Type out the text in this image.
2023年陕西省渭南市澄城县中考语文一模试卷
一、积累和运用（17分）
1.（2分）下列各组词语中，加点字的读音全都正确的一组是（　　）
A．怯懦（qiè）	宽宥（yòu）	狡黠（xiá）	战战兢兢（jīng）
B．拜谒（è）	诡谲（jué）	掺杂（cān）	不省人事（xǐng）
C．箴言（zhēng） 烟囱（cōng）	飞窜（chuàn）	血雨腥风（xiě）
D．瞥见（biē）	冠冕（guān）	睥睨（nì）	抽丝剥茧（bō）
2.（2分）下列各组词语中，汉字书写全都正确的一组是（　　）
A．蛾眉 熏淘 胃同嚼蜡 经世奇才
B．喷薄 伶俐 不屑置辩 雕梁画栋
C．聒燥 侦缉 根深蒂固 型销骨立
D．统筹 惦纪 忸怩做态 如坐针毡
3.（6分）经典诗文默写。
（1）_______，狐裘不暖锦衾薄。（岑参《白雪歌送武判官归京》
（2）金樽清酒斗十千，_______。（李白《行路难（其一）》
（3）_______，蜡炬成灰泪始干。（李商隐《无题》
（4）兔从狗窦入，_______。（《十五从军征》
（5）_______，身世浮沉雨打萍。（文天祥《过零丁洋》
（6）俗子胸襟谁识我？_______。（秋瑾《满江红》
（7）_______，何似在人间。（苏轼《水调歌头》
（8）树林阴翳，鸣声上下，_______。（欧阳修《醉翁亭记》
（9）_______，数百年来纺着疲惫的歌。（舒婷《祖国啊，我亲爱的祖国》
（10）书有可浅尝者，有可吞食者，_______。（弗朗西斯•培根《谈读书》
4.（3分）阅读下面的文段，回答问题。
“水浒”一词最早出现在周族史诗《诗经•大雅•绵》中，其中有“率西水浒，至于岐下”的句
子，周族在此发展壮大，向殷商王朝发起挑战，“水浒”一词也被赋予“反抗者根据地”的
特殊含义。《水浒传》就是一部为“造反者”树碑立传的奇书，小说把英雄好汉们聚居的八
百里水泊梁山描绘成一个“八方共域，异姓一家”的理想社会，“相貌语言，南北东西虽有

**WHAT NEEDS TO BE DONE**
Where a line of the entries contains the word "下列各组词语中", copy that line.

**OUTPUT OF THE TASK**
1.（2分）下列各组词语中，加点字的读音全都正确的一组是（　　）
2.（2分）下列各组词语中，汉字书写全都正确的一组是（　　）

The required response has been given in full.